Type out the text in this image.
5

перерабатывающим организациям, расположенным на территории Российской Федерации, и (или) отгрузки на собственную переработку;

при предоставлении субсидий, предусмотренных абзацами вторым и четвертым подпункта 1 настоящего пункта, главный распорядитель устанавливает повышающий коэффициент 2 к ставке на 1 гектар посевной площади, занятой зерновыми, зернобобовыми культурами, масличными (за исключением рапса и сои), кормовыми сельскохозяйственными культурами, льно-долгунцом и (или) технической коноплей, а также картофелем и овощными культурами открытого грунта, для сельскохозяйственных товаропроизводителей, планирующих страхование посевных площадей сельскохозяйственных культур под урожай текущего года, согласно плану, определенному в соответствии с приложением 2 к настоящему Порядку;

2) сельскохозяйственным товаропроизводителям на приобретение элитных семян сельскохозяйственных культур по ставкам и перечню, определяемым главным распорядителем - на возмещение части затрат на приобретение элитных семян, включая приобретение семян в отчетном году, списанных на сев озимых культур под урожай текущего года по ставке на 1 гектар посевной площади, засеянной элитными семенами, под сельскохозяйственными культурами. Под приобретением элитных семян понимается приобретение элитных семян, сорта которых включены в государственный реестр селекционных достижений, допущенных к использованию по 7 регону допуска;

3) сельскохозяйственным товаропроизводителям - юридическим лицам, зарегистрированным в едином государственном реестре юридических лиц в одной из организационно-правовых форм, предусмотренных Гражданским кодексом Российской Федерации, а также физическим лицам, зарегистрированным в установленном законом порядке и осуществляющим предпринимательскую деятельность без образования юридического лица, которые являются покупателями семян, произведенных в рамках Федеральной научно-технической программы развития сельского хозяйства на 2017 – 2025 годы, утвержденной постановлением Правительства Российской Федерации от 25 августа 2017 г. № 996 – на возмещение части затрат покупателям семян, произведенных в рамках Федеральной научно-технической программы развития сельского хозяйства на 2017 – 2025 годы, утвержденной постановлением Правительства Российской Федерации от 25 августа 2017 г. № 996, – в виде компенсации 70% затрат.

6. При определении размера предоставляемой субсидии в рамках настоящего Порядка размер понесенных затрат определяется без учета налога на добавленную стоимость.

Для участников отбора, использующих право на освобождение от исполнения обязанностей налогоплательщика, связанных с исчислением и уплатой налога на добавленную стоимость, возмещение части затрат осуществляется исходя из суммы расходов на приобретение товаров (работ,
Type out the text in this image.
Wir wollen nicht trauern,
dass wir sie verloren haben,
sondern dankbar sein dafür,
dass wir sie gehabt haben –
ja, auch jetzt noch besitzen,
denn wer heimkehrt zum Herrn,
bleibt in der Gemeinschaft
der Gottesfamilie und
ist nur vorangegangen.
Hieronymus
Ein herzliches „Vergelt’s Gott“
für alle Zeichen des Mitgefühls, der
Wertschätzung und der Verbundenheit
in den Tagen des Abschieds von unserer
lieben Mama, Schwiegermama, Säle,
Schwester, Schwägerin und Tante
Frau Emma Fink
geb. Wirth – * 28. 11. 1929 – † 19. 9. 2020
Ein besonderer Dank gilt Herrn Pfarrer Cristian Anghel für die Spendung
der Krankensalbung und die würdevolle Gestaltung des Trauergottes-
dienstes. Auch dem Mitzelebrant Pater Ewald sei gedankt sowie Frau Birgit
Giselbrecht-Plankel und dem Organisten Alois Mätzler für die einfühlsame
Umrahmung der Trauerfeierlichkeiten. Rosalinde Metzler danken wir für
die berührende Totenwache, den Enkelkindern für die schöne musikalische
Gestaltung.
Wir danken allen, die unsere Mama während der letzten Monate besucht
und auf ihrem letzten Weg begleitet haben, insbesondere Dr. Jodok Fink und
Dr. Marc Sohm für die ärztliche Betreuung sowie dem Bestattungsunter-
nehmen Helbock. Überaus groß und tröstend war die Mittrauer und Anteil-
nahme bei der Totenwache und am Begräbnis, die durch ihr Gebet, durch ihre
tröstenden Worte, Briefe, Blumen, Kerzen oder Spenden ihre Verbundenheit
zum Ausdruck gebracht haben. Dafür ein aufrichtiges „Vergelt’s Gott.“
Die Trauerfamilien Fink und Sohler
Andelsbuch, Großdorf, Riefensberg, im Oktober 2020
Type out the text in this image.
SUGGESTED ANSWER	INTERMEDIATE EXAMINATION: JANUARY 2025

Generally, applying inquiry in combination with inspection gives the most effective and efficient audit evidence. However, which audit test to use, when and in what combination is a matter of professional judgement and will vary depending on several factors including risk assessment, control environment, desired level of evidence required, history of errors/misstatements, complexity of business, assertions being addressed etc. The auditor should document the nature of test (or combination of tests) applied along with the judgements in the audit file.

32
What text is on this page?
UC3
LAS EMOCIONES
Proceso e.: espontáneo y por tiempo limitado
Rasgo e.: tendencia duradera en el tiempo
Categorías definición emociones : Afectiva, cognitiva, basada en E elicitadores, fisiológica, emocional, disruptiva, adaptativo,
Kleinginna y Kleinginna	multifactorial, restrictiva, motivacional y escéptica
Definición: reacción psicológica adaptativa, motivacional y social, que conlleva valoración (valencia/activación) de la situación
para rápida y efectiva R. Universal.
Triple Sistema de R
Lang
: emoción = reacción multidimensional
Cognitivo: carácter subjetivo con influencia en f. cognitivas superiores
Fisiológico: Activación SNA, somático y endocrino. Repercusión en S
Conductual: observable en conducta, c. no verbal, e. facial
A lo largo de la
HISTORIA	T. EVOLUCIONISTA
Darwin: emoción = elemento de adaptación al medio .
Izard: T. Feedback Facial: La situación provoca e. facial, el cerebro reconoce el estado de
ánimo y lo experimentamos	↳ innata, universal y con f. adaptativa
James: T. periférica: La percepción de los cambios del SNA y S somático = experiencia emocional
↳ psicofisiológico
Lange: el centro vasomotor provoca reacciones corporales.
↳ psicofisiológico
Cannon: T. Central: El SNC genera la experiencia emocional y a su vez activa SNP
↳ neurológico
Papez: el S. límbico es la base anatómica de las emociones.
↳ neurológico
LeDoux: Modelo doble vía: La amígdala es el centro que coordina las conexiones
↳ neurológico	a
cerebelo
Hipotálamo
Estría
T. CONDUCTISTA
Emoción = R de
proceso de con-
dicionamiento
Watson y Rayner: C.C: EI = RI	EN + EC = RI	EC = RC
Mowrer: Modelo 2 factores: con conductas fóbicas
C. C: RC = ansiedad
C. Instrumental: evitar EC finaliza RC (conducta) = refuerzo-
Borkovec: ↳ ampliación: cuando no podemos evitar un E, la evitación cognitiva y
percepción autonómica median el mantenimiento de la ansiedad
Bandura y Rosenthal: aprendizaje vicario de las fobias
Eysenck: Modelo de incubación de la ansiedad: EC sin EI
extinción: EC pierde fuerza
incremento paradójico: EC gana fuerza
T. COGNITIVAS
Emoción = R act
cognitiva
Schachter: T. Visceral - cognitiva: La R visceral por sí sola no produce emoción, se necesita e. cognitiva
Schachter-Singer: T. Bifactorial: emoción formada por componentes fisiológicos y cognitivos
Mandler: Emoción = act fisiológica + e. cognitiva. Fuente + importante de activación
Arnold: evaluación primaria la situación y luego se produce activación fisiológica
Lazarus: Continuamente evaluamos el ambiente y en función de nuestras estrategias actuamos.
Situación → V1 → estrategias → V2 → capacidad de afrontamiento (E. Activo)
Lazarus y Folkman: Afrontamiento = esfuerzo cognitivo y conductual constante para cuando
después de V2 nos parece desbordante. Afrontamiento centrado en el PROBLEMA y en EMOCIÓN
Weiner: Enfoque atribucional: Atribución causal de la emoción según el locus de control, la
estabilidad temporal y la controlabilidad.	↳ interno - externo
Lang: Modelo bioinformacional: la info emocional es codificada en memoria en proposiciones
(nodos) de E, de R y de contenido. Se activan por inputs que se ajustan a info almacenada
━━━━━━━━━━━━━━━━━━━━
TASK DESCRIPTION: Output the listing above word for word.

ANSWER FOR THE TASK:
Type out the text in this image.
5

перерабатывающим организациям, расположенным на территории Российской Федерации, и (или) отгрузки на собственную переработку;

при предоставлении субсидий, предусмотренных абзацами вторым и четвертым подпункта 1 настоящего пункта, главный распорядитель устанавливает повышающий коэффициент 2 к ставке на 1 гектар посевной площади, занятой зерновыми, зернобобовыми культурами, масличными (за исключением рапса и сои), кормовыми сельскохозяйственными культурами, льно-долгунцом и (или) технической коноплей, а также картофелем и овощными культурами открытого грунта, для сельскохозяйственных товаропроизводителей, планирующих страхование посевных площадей сельскохозяйственных культур под урожай текущего года, согласно плану, определенному в соответствии с приложением 2 к настоящему Порядку;

2) сельскохозяйственным товаропроизводителям на приобретение элитных семян сельскохозяйственных культур по ставкам и перечню, определяемым главным распорядителем - на возмещение части затрат на приобретение элитных семян, включая приобретение семян в отчетном году, списанных на сев озимых культур под урожай текущего года по ставке на 1 гектар посевной площади, засеянной элитными семенами, под сельскохозяйственными культурами. Под приобретением элитных семян понимается приобретение элитных семян, сорта которых включены в государственный реестр селекционных достижений, допущенных к использованию по 7 регону допуска;

3) сельскохозяйственным товаропроизводителям - юридическим лицам, зарегистрированным в едином государственном реестре юридических лиц в одной из организационно-правовых форм, предусмотренных Гражданским кодексом Российской Федерации, а также физическим лицам, зарегистрированным в установленном законом порядке и осуществляющим предпринимательскую деятельность без образования юридического лица, которые являются покупателями семян, произведенных в рамках Федеральной научно-технической программы развития сельского хозяйства на 2017 – 2025 годы, утвержденной постановлением Правительства Российской Федерации от 25 августа 2017 г. № 996 – на возмещение части затрат покупателям семян, произведенных в рамках Федеральной научно-технической программы развития сельского хозяйства на 2017 – 2025 годы, утвержденной постановлением Правительства Российской Федерации от 25 августа 2017 г. № 996, – в виде компенсации 70% затрат.

6. При определении размера предоставляемой субсидии в рамках настоящего Порядка размер понесенных затрат определяется без учета налога на добавленную стоимость.

Для участников отбора, использующих право на освобождение от исполнения обязанностей налогоплательщика, связанных с исчислением и уплатой налога на добавленную стоимость, возмещение части затрат осуществляется исходя из суммы расходов на приобретение товаров (работ,
Type out the text in this image.
Wir wollen nicht trauern,
dass wir sie verloren haben,
sondern dankbar sein dafür,
dass wir sie gehabt haben –
ja, auch jetzt noch besitzen,
denn wer heimkehrt zum Herrn,
bleibt in der Gemeinschaft
der Gottesfamilie und
ist nur vorangegangen.
Hieronymus
Ein herzliches „Vergelt’s Gott“
für alle Zeichen des Mitgefühls, der
Wertschätzung und der Verbundenheit
in den Tagen des Abschieds von unserer
lieben Mama, Schwiegermama, Säle,
Schwester, Schwägerin und Tante
Frau Emma Fink
geb. Wirth – * 28. 11. 1929 – † 19. 9. 2020
Ein besonderer Dank gilt Herrn Pfarrer Cristian Anghel für die Spendung
der Krankensalbung und die würdevolle Gestaltung des Trauergottes-
dienstes. Auch dem Mitzelebrant Pater Ewald sei gedankt sowie Frau Birgit
Giselbrecht-Plankel und dem Organisten Alois Mätzler für die einfühlsame
Umrahmung der Trauerfeierlichkeiten. Rosalinde Metzler danken wir für
die berührende Totenwache, den Enkelkindern für die schöne musikalische
Gestaltung.
Wir danken allen, die unsere Mama während der letzten Monate besucht
und auf ihrem letzten Weg begleitet haben, insbesondere Dr. Jodok Fink und
Dr. Marc Sohm für die ärztliche Betreuung sowie dem Bestattungsunter-
nehmen Helbock. Überaus groß und tröstend war die Mittrauer und Anteil-
nahme bei der Totenwache und am Begräbnis, die durch ihr Gebet, durch ihre
tröstenden Worte, Briefe, Blumen, Kerzen oder Spenden ihre Verbundenheit
zum Ausdruck gebracht haben. Dafür ein aufrichtiges „Vergelt’s Gott.“
Die Trauerfamilien Fink und Sohler
Andelsbuch, Großdorf, Riefensberg, im Oktober 2020
Type out the text in this image.
SUGGESTED ANSWER	INTERMEDIATE EXAMINATION: JANUARY 2025

Generally, applying inquiry in combination with inspection gives the most effective and efficient audit evidence. However, which audit test to use, when and in what combination is a matter of professional judgement and will vary depending on several factors including risk assessment, control environment, desired level of evidence required, history of errors/misstatements, complexity of business, assertions being addressed etc. The auditor should document the nature of test (or combination of tests) applied along with the judgements in the audit file.

32
What text is on this page?
UC3
LAS EMOCIONES
Proceso e.: espontáneo y por tiempo limitado
Rasgo e.: tendencia duradera en el tiempo
Categorías definición emociones : Afectiva, cognitiva, basada en E elicitadores, fisiológica, emocional, disruptiva, adaptativo,
Kleinginna y Kleinginna	multifactorial, restrictiva, motivacional y escéptica
Definición: reacción psicológica adaptativa, motivacional y social, que conlleva valoración (valencia/activación) de la situación
para rápida y efectiva R. Universal.
Triple Sistema de R
Lang
: emoción = reacción multidimensional
Cognitivo: carácter subjetivo con influencia en f. cognitivas superiores
Fisiológico: Activación SNA, somático y endocrino. Repercusión en S
Conductual: observable en conducta, c. no verbal, e. facial
A lo largo de la
HISTORIA	T. EVOLUCIONISTA
Darwin: emoción = elemento de adaptación al medio .
Izard: T. Feedback Facial: La situación provoca e. facial, el cerebro reconoce el estado de
ánimo y lo experimentamos	↳ innata, universal y con f. adaptativa
James: T. periférica: La percepción de los cambios del SNA y S somático = experiencia emocional
↳ psicofisiológico
Lange: el centro vasomotor provoca reacciones corporales.
↳ psicofisiológico
Cannon: T. Central: El SNC genera la experiencia emocional y a su vez activa SNP
↳ neurológico
Papez: el S. límbico es la base anatómica de las emociones.
↳ neurológico
LeDoux: Modelo doble vía: La amígdala es el centro que coordina las conexiones
↳ neurológico	a
cerebelo
Hipotálamo
Estría
T. CONDUCTISTA
Emoción = R de
proceso de con-
dicionamiento
Watson y Rayner: C.C: EI = RI	EN + EC = RI	EC = RC
Mowrer: Modelo 2 factores: con conductas fóbicas
C. C: RC = ansiedad
C. Instrumental: evitar EC finaliza RC (conducta) = refuerzo-
Borkovec: ↳ ampliación: cuando no podemos evitar un E, la evitación cognitiva y
percepción autonómica median el mantenimiento de la ansiedad
Bandura y Rosenthal: aprendizaje vicario de las fobias
Eysenck: Modelo de incubación de la ansiedad: EC sin EI
extinción: EC pierde fuerza
incremento paradójico: EC gana fuerza
T. COGNITIVAS
Emoción = R act
cognitiva
Schachter: T. Visceral - cognitiva: La R visceral por sí sola no produce emoción, se necesita e. cognitiva
Schachter-Singer: T. Bifactorial: emoción formada por componentes fisiológicos y cognitivos
Mandler: Emoción = act fisiológica + e. cognitiva. Fuente + importante de activación
Arnold: evaluación primaria la situación y luego se produce activación fisiológica
Lazarus: Continuamente evaluamos el ambiente y en función de nuestras estrategias actuamos.
Situación → V1 → estrategias → V2 → capacidad de afrontamiento (E. Activo)
Lazarus y Folkman: Afrontamiento = esfuerzo cognitivo y conductual constante para cuando
después de V2 nos parece desbordante. Afrontamiento centrado en el PROBLEMA y en EMOCIÓN
Weiner: Enfoque atribucional: Atribución causal de la emoción según el locus de control, la
estabilidad temporal y la controlabilidad.	↳ interno - externo
Lang: Modelo bioinformacional: la info emocional es codificada en memoria en proposiciones
(nodos) de E, de R y de contenido. Se activan por inputs que se ajustan a info almacenada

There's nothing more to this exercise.